▶ [PROBLEM REQUIREMENTS]
Output every line of the material exactly, omitting images.

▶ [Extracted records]
>> Start

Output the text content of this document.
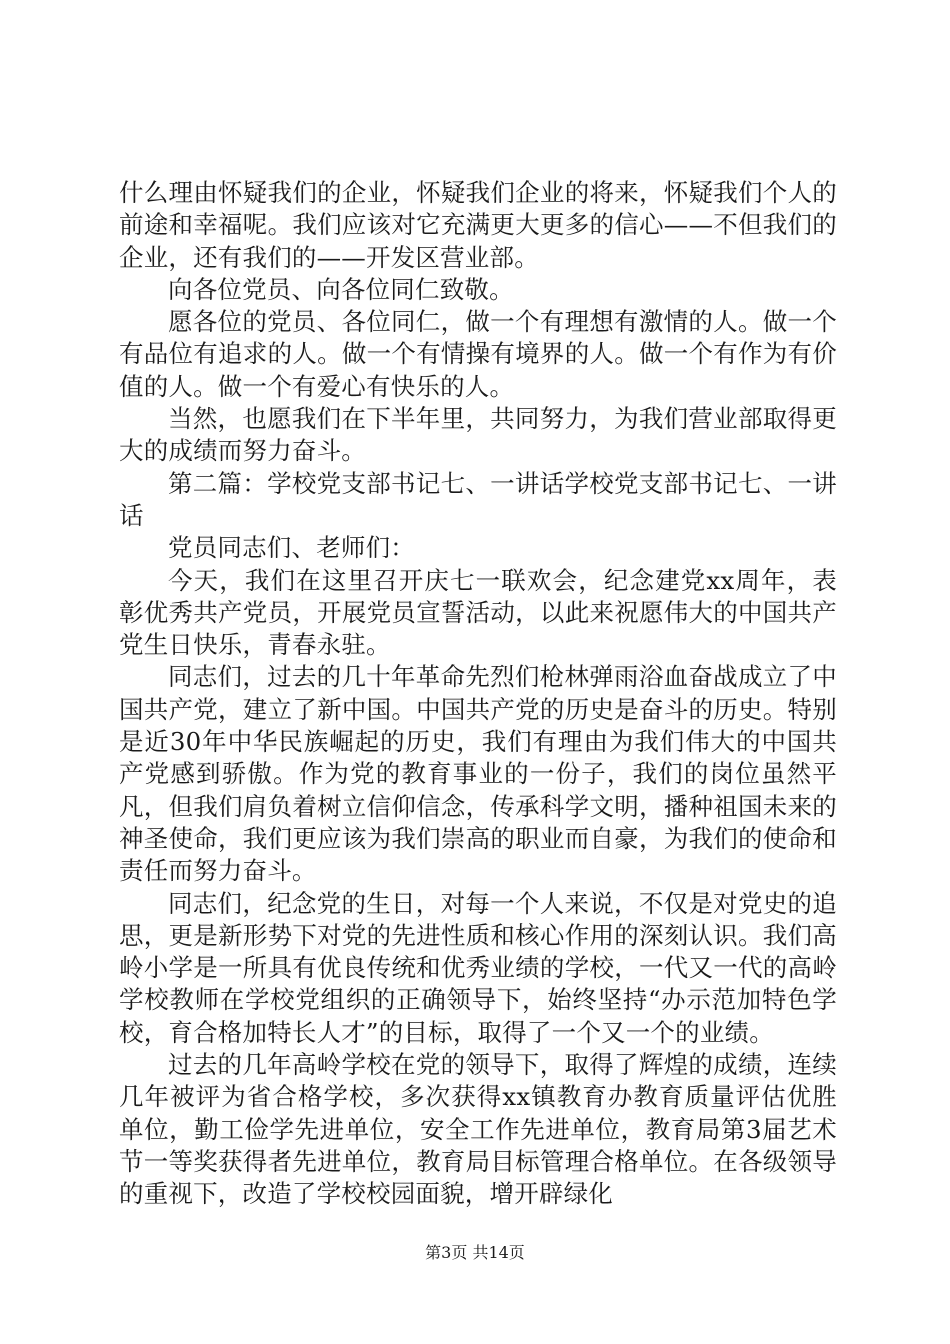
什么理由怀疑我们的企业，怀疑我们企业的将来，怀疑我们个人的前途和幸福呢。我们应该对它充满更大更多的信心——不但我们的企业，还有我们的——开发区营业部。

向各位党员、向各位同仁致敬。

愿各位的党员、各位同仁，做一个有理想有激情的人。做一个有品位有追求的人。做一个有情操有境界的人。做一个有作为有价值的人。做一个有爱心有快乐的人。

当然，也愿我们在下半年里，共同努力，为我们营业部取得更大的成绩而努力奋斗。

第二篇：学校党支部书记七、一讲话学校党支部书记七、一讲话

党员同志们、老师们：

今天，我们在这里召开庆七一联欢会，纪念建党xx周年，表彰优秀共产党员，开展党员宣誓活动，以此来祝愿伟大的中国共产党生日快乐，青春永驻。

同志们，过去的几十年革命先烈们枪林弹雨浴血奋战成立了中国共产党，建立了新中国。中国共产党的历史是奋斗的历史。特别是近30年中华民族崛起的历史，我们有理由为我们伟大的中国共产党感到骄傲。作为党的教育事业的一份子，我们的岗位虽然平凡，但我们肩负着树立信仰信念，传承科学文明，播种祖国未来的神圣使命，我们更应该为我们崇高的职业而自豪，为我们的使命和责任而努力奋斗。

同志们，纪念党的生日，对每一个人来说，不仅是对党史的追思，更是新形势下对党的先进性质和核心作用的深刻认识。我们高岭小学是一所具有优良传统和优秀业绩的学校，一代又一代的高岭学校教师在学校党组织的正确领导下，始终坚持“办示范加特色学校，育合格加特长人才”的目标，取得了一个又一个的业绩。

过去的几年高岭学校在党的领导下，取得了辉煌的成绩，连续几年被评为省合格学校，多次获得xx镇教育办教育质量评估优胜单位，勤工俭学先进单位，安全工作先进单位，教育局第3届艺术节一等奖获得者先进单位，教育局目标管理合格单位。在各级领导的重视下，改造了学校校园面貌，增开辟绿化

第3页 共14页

>> End

▶ [CORRECT OUTPUT]
Output the text content of this document.
什么理由怀疑我们的企业，怀疑我们企业的将来，怀疑我们个人的前途和幸福呢。我们应该对它充满更大更多的信心——不但我们的企业，还有我们的——开发区营业部。

向各位党员、向各位同仁致敬。

愿各位的党员、各位同仁，做一个有理想有激情的人。做一个有品位有追求的人。做一个有情操有境界的人。做一个有作为有价值的人。做一个有爱心有快乐的人。

当然，也愿我们在下半年里，共同努力，为我们营业部取得更大的成绩而努力奋斗。

第二篇：学校党支部书记七、一讲话学校党支部书记七、一讲话

党员同志们、老师们：

今天，我们在这里召开庆七一联欢会，纪念建党xx周年，表彰优秀共产党员，开展党员宣誓活动，以此来祝愿伟大的中国共产党生日快乐，青春永驻。

同志们，过去的几十年革命先烈们枪林弹雨浴血奋战成立了中国共产党，建立了新中国。中国共产党的历史是奋斗的历史。特别是近30年中华民族崛起的历史，我们有理由为我们伟大的中国共产党感到骄傲。作为党的教育事业的一份子，我们的岗位虽然平凡，但我们肩负着树立信仰信念，传承科学文明，播种祖国未来的神圣使命，我们更应该为我们崇高的职业而自豪，为我们的使命和责任而努力奋斗。

同志们，纪念党的生日，对每一个人来说，不仅是对党史的追思，更是新形势下对党的先进性质和核心作用的深刻认识。我们高岭小学是一所具有优良传统和优秀业绩的学校，一代又一代的高岭学校教师在学校党组织的正确领导下，始终坚持“办示范加特色学校，育合格加特长人才”的目标，取得了一个又一个的业绩。

过去的几年高岭学校在党的领导下，取得了辉煌的成绩，连续几年被评为省合格学校，多次获得xx镇教育办教育质量评估优胜单位，勤工俭学先进单位，安全工作先进单位，教育局第3届艺术节一等奖获得者先进单位，教育局目标管理合格单位。在各级领导的重视下，改造了学校校园面貌，增开辟绿化

第3页 共14页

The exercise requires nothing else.